* _Description of the task_: Transcribe all of the records precisely as they are presented.

──────── Material provided ────────

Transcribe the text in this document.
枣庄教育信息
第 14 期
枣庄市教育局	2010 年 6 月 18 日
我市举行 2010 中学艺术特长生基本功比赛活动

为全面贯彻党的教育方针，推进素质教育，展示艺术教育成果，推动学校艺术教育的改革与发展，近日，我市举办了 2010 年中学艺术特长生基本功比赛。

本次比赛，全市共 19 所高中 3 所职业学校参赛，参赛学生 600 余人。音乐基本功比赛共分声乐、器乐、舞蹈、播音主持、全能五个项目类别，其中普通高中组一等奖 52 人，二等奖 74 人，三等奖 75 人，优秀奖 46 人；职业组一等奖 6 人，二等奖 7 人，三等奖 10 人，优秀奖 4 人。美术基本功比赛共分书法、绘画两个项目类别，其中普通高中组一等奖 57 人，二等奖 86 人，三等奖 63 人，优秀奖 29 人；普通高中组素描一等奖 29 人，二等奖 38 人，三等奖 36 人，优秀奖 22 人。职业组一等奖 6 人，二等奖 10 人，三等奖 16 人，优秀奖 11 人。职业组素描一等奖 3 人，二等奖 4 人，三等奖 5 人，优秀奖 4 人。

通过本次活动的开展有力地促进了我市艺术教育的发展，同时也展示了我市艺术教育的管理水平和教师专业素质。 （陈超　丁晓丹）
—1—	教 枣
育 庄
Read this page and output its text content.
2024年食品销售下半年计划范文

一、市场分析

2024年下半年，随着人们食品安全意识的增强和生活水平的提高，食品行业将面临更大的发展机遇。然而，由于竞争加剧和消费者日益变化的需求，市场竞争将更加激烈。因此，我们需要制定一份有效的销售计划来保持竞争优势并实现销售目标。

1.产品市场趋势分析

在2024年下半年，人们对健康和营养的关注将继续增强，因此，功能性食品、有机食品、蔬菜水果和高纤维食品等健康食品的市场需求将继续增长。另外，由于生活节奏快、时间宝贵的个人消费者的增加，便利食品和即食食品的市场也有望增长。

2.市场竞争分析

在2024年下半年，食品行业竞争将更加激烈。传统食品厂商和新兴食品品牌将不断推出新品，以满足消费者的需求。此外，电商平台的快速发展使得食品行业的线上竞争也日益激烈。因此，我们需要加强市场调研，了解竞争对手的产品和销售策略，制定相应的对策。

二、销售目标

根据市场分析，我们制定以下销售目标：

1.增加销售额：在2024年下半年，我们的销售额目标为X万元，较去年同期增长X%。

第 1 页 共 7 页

────────

* _Solution for this exercise_:
Transcribe the text in this document.
枣庄教育信息
第 14 期
枣庄市教育局	2010 年 6 月 18 日
我市举行 2010 中学艺术特长生基本功比赛活动

为全面贯彻党的教育方针，推进素质教育，展示艺术教育成果，推动学校艺术教育的改革与发展，近日，我市举办了 2010 年中学艺术特长生基本功比赛。

本次比赛，全市共 19 所高中 3 所职业学校参赛，参赛学生 600 余人。音乐基本功比赛共分声乐、器乐、舞蹈、播音主持、全能五个项目类别，其中普通高中组一等奖 52 人，二等奖 74 人，三等奖 75 人，优秀奖 46 人；职业组一等奖 6 人，二等奖 7 人，三等奖 10 人，优秀奖 4 人。美术基本功比赛共分书法、绘画两个项目类别，其中普通高中组一等奖 57 人，二等奖 86 人，三等奖 63 人，优秀奖 29 人；普通高中组素描一等奖 29 人，二等奖 38 人，三等奖 36 人，优秀奖 22 人。职业组一等奖 6 人，二等奖 10 人，三等奖 16 人，优秀奖 11 人。职业组素描一等奖 3 人，二等奖 4 人，三等奖 5 人，优秀奖 4 人。

通过本次活动的开展有力地促进了我市艺术教育的发展，同时也展示了我市艺术教育的管理水平和教师专业素质。 （陈超　丁晓丹）
—1—	教 枣
育 庄
Read this page and output its text content.
2024年食品销售下半年计划范文

一、市场分析

2024年下半年，随着人们食品安全意识的增强和生活水平的提高，食品行业将面临更大的发展机遇。然而，由于竞争加剧和消费者日益变化的需求，市场竞争将更加激烈。因此，我们需要制定一份有效的销售计划来保持竞争优势并实现销售目标。

1.产品市场趋势分析

在2024年下半年，人们对健康和营养的关注将继续增强，因此，功能性食品、有机食品、蔬菜水果和高纤维食品等健康食品的市场需求将继续增长。另外，由于生活节奏快、时间宝贵的个人消费者的增加，便利食品和即食食品的市场也有望增长。

2.市场竞争分析

在2024年下半年，食品行业竞争将更加激烈。传统食品厂商和新兴食品品牌将不断推出新品，以满足消费者的需求。此外，电商平台的快速发展使得食品行业的线上竞争也日益激烈。因此，我们需要加强市场调研，了解竞争对手的产品和销售策略，制定相应的对策。

二、销售目标

根据市场分析，我们制定以下销售目标：

1.增加销售额：在2024年下半年，我们的销售额目标为X万元，较去年同期增长X%。

第 1 页 共 7 页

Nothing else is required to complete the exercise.